--- start Listed entries ---

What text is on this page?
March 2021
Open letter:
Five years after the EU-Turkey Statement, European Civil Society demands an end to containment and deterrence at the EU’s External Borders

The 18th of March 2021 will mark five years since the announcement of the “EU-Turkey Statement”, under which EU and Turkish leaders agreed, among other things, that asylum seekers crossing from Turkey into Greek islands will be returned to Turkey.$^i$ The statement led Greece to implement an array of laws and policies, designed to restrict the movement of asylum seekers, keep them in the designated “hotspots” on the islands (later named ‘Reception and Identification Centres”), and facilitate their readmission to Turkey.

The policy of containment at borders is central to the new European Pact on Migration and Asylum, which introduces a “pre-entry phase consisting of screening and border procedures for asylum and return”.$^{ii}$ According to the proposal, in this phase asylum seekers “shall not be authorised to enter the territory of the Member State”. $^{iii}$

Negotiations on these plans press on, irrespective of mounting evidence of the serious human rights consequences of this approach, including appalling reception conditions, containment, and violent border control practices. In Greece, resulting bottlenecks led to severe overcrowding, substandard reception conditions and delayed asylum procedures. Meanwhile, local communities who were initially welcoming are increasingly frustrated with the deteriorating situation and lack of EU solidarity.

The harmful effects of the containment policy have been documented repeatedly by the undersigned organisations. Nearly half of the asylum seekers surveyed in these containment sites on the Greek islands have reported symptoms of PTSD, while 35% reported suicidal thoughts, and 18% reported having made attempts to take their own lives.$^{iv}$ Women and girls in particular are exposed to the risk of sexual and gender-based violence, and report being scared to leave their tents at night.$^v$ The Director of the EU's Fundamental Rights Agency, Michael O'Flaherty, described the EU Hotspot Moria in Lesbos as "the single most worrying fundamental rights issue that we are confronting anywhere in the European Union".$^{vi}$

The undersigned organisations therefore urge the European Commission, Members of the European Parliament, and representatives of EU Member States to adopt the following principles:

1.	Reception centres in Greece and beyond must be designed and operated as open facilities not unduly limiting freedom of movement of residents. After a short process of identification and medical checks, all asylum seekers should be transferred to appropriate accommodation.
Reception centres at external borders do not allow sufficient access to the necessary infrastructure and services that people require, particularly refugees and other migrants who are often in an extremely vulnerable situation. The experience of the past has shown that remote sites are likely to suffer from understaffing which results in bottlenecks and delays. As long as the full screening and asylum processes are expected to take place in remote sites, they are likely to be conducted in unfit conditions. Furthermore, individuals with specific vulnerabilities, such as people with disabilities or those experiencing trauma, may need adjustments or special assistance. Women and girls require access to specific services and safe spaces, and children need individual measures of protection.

--- end Listed entries ---

# What this task involves
Identify each line containing the string "Member" and copy it out.

# Task result
The policy of containment at borders is central to the new European Pact on Migration and Asylum, which introduces a “pre-entry phase consisting of screening and border procedures for asylum and return”.$^{ii}$ According to the proposal, in this phase asylum seekers “shall not be authorised to enter the territory of the Member State”. $^{iii}$
The undersigned organisations therefore urge the European Commission, Members of the European Parliament, and representatives of EU Member States to adopt the following principles:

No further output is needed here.